[Start MATERIAL PROVIDED]
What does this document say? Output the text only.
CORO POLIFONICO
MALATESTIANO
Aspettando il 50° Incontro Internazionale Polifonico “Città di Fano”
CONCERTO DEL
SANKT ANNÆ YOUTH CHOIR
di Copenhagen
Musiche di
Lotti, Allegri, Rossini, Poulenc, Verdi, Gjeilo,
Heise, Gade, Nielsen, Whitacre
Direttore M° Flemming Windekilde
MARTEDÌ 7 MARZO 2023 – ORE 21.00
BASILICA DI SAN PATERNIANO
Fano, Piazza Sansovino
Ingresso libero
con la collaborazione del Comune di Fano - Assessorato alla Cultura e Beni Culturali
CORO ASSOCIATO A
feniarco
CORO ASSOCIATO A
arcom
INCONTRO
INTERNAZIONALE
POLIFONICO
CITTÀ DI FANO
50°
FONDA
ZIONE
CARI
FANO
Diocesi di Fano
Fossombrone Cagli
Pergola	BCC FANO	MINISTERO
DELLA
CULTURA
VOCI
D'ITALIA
[End MATERIAL PROVIDED]
*DO THIS:*
Copy out the full listing exactly.

*ANSWER TO THIS EXERCISE:*
What does this document say? Output the text only.
CORO POLIFONICO
MALATESTIANO
Aspettando il 50° Incontro Internazionale Polifonico “Città di Fano”
CONCERTO DEL
SANKT ANNÆ YOUTH CHOIR
di Copenhagen
Musiche di
Lotti, Allegri, Rossini, Poulenc, Verdi, Gjeilo,
Heise, Gade, Nielsen, Whitacre
Direttore M° Flemming Windekilde
MARTEDÌ 7 MARZO 2023 – ORE 21.00
BASILICA DI SAN PATERNIANO
Fano, Piazza Sansovino
Ingresso libero
con la collaborazione del Comune di Fano - Assessorato alla Cultura e Beni Culturali
CORO ASSOCIATO A
feniarco
CORO ASSOCIATO A
arcom
INCONTRO
INTERNAZIONALE
POLIFONICO
CITTÀ DI FANO
50°
FONDA
ZIONE
CARI
FANO
Diocesi di Fano
Fossombrone Cagli
Pergola	BCC FANO	MINISTERO
DELLA
CULTURA
VOCI
D'ITALIA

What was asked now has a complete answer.